■ Directions
a – In the Datadog sink issue, which Vector version is the Daemonset pipeline running?
b – Quote the Datadog sink issue word for word, beginning at "The metrics are" and stopping after "actual service container).".

■ Passage provided
╭──

Datadog Sink: Multiple values for tags
A note for the community
- Please vote on this issue by adding a 👍 reaction to the original issue to help the community and maintainers prioritize this request
- If you are interested in working on this issue or have submitted a pull request, please leave a comment
Problem
Context
We are trying to migrate our metrics pipeline from Vector Aggregator (running version 2023-01-27_backport_dd_metrics_interval_fix-distroless-libc) to Vector Daemonset (running version 0.40.0) and have bumped into a issue where some Datadog metrics have double values for some tags (e.g. service).
The configuration for both of the pipelines are similar (no material difference in the metric transformations that could have caused this).
Where double tagging is happening
We have pods with multiple containers, and we override the service name for the envoy sidecar with DD_SERVICE (adding a -envoy) suffix so we can track metrics like resource utilisation separately for them.
The metrics are scraped by Datadog Agent, and it's working correctly with the Aggregator Pipeline (running with version 2023-01-27_backport_dd_metrics_interval_fix-distroless-libc). However since moving metrics to the Vector Daemonset Pipeline (running vector version 0.40.0) we are seeing the value of the service tag has value like: serviceA,serviceA-envoy (it's including service tag of both envoy container and actual service container).

╰──

■ Supplied entries
╭──

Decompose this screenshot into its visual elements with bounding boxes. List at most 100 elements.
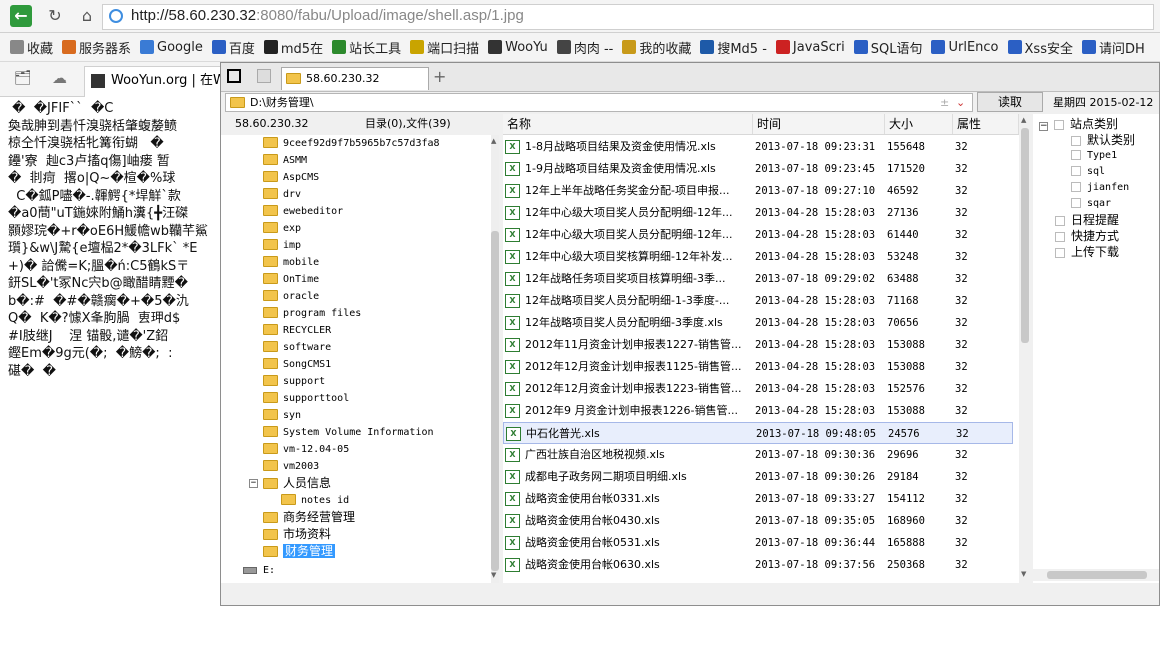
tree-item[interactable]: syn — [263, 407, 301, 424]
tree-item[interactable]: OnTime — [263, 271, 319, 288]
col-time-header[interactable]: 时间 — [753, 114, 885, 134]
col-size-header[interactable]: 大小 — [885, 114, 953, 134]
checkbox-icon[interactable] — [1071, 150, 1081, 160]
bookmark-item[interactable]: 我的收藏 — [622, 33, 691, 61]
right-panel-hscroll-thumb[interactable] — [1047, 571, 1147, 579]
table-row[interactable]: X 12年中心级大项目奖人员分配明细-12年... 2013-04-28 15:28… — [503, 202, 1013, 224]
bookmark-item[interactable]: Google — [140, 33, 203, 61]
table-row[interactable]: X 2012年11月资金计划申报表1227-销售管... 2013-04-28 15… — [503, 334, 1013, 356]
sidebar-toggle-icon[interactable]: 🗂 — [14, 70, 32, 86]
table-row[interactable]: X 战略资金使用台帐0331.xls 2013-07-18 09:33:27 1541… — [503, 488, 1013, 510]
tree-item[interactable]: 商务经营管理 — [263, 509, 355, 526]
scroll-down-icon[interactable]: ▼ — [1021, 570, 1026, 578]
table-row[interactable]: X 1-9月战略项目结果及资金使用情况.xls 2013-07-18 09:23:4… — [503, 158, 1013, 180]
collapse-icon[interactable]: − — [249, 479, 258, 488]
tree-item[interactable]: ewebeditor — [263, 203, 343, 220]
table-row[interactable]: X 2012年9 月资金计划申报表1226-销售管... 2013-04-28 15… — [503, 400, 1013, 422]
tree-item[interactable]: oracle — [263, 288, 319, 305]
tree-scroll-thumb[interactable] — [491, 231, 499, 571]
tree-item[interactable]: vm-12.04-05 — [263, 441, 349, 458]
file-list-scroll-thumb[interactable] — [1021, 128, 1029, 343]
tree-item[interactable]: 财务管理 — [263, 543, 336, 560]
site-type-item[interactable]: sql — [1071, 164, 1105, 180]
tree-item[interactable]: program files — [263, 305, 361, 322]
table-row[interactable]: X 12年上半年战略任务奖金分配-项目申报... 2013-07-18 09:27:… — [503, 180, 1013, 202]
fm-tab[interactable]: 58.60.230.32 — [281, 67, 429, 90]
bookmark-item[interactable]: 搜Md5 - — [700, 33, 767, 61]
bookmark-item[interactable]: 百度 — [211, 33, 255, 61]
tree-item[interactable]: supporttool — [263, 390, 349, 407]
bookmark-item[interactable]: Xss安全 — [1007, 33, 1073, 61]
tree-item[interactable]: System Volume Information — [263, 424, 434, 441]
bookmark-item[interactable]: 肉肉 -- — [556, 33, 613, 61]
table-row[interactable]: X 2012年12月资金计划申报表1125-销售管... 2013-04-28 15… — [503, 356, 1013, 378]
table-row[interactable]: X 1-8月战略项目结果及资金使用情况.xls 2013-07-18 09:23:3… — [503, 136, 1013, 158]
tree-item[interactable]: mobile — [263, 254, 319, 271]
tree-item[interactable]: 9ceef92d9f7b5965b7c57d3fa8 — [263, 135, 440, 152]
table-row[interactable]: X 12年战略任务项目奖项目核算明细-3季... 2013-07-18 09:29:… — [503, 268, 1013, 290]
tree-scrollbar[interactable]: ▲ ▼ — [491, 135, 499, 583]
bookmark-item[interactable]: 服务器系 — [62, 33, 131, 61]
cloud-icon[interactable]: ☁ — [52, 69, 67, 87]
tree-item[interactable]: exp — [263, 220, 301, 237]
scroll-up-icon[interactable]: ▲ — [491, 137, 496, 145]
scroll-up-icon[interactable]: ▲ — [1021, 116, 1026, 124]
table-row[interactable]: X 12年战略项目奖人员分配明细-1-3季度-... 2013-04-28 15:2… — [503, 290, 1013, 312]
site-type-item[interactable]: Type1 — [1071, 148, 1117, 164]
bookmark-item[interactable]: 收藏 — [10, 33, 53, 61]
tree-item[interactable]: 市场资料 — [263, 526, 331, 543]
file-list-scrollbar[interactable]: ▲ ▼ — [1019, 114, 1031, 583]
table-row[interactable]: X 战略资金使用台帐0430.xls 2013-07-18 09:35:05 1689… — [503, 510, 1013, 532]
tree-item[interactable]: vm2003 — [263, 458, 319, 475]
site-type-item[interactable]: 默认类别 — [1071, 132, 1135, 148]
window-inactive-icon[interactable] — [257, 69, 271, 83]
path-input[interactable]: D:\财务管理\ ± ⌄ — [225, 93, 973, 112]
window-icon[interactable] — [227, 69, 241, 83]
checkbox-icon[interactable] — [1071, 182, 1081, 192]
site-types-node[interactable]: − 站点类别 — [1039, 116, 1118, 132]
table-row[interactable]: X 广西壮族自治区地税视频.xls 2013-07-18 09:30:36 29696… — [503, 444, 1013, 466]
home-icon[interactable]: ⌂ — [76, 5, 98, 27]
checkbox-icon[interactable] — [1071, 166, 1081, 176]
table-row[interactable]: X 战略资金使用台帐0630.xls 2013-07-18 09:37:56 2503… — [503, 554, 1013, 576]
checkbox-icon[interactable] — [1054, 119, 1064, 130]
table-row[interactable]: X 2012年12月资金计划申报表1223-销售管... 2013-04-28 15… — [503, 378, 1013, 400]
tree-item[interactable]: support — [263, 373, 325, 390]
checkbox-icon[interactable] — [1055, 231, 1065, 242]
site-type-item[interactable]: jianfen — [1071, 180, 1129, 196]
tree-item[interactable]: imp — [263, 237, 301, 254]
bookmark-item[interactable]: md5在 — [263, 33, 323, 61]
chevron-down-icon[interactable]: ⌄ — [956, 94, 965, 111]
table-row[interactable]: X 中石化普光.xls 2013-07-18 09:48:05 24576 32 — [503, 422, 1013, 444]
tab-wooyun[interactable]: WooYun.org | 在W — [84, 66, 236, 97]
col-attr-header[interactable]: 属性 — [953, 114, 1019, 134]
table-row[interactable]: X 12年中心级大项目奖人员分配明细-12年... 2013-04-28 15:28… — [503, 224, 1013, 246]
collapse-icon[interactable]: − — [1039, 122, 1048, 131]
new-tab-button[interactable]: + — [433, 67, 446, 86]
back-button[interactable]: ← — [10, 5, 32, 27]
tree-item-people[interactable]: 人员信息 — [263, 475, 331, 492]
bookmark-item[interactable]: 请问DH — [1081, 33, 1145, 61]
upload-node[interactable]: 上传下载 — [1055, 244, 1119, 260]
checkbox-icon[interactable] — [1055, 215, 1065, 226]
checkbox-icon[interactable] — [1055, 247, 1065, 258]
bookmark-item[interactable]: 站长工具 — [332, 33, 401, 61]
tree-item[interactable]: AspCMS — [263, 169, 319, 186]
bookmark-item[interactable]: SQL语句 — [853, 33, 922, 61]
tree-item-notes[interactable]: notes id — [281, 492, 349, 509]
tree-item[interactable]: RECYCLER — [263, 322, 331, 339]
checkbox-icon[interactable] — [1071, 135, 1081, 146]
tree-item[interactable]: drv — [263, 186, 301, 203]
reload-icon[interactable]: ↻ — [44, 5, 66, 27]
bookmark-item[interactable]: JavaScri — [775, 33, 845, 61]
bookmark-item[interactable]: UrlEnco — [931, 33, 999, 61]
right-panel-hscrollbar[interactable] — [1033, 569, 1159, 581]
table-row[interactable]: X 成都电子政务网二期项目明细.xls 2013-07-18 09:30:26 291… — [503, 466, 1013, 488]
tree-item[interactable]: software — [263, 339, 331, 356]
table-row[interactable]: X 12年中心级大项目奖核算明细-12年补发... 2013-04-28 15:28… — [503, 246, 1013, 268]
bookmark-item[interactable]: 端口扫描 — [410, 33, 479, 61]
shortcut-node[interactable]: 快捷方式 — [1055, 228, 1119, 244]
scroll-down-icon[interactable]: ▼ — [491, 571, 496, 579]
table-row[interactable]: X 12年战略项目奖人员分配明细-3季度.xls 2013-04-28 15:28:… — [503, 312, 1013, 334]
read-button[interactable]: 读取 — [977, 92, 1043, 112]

╰──
╭──

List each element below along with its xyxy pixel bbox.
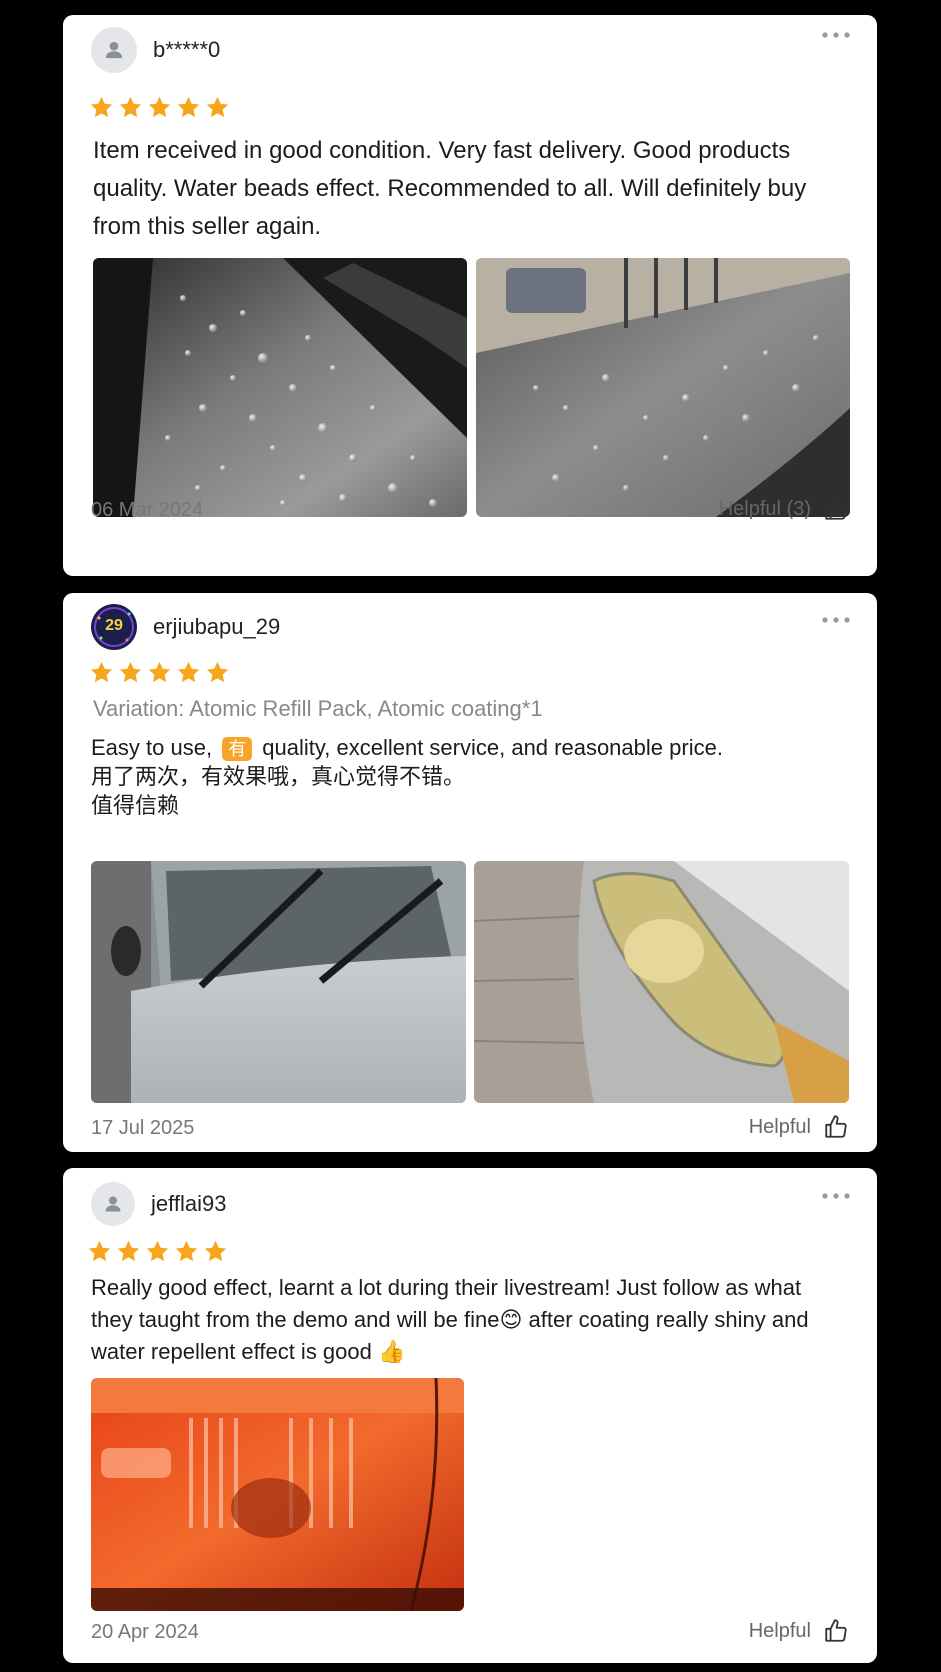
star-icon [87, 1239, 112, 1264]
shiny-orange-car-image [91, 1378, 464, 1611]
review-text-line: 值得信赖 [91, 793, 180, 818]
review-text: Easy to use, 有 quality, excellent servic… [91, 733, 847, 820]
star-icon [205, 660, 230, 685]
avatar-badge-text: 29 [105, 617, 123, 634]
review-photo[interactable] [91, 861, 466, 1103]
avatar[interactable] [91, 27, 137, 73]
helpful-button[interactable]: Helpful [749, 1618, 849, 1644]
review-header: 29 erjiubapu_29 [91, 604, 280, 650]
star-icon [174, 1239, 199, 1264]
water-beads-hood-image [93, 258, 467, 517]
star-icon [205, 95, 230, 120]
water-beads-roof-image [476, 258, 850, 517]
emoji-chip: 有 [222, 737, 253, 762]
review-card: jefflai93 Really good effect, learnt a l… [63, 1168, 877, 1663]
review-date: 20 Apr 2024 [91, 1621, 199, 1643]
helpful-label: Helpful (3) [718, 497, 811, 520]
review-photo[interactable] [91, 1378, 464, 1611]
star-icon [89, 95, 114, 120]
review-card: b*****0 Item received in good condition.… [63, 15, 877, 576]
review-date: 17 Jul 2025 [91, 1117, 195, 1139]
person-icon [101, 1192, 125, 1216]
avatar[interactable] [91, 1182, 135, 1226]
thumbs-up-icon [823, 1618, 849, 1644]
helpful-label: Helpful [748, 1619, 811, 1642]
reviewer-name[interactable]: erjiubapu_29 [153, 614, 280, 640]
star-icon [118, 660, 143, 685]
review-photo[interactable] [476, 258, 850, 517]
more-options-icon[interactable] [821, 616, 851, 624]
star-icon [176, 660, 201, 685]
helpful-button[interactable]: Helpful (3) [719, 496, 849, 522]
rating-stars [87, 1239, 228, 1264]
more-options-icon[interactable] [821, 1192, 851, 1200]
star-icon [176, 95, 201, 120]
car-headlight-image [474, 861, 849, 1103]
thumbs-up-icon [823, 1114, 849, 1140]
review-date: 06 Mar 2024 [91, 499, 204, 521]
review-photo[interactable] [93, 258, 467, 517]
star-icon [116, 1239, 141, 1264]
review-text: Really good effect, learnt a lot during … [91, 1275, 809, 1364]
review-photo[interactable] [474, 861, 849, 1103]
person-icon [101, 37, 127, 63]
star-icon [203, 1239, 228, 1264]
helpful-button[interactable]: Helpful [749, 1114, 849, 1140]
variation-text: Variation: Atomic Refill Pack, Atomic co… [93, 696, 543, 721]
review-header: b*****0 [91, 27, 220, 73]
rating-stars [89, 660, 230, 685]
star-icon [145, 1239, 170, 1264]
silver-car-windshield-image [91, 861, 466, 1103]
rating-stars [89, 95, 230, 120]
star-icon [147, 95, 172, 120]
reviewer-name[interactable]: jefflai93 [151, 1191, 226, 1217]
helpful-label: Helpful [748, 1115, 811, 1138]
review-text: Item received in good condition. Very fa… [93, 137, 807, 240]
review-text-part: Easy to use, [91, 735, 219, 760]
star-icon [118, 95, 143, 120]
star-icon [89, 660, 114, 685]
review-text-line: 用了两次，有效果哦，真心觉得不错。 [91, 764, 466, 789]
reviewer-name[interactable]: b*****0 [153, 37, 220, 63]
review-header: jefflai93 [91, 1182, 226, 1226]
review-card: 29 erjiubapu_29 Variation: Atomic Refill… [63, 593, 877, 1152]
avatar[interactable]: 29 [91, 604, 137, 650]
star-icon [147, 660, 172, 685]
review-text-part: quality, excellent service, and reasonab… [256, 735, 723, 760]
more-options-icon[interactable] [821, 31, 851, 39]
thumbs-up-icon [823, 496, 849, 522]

╰──

■ The results
a – Version 0.40.0.

b –
The metrics are scraped by Datadog Agent, and it's working correctly with the Aggregator Pipeline (running with version 2023-01-27_backport_dd_metrics_interval_fix-distroless-libc). However since moving metrics to the Vector Daemonset Pipeline (running vector version 0.40.0) we are seeing the value of the service tag has value like: serviceA,serviceA-envoy (it's including service tag of both envoy container and actual service container).